## [抜粋]
おしえて小川社長!セイコーエプソンはどんな会社?
小川社長 セイコーエプソンは主にプリンターやプロジェクターを作っている会社です。プリンターは家にあるかな?身近な所で言えば学校の職員室や会社で見つけられるでしょう。プリンターは紙などに文字やイラスト、写真を印刷する機械。プロジェクターは映像をスクリーンなどに投影する機械だね。他にも小型のロボットや時計も作っています。もともとは時計を作る会社からスタートしましたが、今はプリンターやプロジェクターが作っている商品の7割ぐらいを占めています。日本だけではなく世界中に向けて商品を販売しています。
どうして再生可能エネルギーを使うのがいいことなの?
小川社長 ものを作るときにはエネルギーが必要です。わかりやすく言えば“電気”だね。天井の灯りやテレビを見る時などにも電気を使っているよね。そしてプリンターなどを作るときにも工場の空調や照明、機械を動かすためにたくさんの電気が必要なんだ。それらの電気を国内のセイコーエプソンの工場やオフィスでは100%、再生可能エネルギーでまかなっています。

## [収録エントリー]
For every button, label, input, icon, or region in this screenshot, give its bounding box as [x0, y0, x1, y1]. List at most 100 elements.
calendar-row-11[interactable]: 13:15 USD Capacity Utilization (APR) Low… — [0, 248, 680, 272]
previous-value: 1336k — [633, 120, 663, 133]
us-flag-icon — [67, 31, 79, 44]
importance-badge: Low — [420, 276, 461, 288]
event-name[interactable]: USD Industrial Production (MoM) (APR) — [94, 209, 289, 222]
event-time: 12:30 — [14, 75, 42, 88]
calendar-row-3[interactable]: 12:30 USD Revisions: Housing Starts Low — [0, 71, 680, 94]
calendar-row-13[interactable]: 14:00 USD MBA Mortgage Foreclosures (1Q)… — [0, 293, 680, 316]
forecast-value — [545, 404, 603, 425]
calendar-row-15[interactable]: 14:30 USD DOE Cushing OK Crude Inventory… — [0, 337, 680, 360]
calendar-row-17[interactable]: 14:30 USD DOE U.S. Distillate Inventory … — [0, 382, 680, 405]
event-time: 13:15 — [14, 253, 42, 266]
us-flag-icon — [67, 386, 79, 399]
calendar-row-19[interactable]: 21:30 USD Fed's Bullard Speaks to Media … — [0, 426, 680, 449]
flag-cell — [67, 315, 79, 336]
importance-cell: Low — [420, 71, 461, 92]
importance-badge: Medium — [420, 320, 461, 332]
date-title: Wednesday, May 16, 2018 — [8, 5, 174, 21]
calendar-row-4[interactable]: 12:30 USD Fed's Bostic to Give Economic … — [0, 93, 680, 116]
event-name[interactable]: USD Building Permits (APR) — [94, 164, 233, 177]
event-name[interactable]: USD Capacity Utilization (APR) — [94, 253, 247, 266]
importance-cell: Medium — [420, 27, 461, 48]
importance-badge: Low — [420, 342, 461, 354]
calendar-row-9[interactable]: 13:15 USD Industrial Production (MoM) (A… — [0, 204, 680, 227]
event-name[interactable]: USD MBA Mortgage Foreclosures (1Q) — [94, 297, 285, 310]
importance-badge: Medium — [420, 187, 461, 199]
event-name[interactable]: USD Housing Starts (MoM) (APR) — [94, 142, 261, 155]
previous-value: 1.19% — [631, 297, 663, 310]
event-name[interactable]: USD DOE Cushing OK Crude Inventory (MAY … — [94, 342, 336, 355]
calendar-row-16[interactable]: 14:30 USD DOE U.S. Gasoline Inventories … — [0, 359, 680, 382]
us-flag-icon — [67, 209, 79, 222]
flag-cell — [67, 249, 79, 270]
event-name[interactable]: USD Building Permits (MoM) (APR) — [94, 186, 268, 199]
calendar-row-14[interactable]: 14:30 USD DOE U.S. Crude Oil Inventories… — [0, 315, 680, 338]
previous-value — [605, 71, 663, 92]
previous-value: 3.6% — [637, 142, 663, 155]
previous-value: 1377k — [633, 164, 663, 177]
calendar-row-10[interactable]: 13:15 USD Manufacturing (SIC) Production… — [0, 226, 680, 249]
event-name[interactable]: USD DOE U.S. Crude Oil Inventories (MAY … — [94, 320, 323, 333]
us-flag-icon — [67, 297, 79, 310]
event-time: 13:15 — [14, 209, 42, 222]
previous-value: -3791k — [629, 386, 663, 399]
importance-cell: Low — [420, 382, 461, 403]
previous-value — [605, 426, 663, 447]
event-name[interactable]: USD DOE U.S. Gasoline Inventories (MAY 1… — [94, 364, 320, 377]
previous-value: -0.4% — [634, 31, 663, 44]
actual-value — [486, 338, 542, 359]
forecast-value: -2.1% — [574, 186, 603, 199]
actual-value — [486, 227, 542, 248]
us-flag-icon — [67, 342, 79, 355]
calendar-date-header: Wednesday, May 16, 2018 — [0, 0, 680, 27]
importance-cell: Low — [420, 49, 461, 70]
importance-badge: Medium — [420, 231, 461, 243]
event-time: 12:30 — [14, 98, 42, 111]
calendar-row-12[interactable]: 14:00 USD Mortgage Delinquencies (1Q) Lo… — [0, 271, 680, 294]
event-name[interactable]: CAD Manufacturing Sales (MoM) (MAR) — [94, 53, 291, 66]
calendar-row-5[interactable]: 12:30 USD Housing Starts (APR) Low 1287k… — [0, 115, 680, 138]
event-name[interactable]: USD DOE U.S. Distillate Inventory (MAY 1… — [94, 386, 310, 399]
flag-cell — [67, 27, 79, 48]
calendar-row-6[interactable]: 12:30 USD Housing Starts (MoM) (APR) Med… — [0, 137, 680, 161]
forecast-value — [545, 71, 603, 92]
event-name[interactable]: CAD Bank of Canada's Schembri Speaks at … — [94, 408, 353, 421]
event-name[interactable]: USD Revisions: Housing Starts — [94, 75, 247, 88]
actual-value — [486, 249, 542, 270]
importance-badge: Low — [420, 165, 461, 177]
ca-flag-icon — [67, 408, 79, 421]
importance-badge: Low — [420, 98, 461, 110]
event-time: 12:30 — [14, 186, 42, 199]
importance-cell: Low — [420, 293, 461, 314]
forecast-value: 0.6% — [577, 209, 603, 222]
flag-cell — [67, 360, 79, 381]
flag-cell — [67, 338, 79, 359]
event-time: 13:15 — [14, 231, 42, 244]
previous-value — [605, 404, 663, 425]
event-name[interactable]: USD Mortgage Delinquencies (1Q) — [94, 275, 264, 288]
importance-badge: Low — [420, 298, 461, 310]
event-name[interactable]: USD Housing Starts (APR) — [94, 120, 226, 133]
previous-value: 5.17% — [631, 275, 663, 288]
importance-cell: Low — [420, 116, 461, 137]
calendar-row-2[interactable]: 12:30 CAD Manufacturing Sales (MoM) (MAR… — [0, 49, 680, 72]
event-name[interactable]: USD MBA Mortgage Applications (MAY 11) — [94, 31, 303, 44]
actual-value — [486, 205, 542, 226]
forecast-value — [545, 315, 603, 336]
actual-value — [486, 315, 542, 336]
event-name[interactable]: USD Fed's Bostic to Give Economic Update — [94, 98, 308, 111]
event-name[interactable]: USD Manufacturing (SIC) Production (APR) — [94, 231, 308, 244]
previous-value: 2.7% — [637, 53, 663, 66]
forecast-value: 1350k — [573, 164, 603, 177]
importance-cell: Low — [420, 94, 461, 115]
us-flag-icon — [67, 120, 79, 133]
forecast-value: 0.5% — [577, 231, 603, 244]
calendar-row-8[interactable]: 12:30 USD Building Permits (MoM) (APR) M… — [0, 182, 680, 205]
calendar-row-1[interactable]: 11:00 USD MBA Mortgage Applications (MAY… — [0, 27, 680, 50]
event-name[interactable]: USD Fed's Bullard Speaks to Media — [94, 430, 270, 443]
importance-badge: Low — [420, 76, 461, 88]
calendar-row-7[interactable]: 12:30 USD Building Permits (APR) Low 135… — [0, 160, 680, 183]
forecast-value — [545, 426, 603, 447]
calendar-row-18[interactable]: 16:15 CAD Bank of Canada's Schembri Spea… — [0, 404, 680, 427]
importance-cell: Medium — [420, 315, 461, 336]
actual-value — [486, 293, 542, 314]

## [学習課題]
(1) 抜粋の「小川社長 セイコーエプソンは」から「向けて商品を販売しています。」までを、終わりの語句も含めてそのまま引用してください。
(2) 抜粋の内容を2文でまとめてください。
エントリーを使わなくても解けます。

## [項目別解答]
(1)
小川社長 セイコーエプソンは主にプリンターやプロジェクターを作っている会社です。プリンターは家にあるかな?身近な所で言えば学校の職員室や会社で見つけられるでしょう。プリンターは紙などに文字やイラスト、写真を印刷する機械。プロジェクターは映像をスクリーンなどに投影する機械だね。他にも小型のロボットや時計も作っています。もともとは時計を作る会社からスタートしましたが、今はプリンターやプロジェクターが作っている商品の7割ぐらいを占めています。日本だけではなく世界中に向けて商品を販売しています。

(2) セイコーエプソンは主にプリンターやプロジェクターを作る会社で、もとは時計を作る会社として始まり、世界中に向けて商品を販売しています。ものを作るときには工場の空調や照明、機械を動かすためにたくさんの電気が必要で、国内の工場やオフィスではその電気を100%再生可能エネルギーでまかなっています。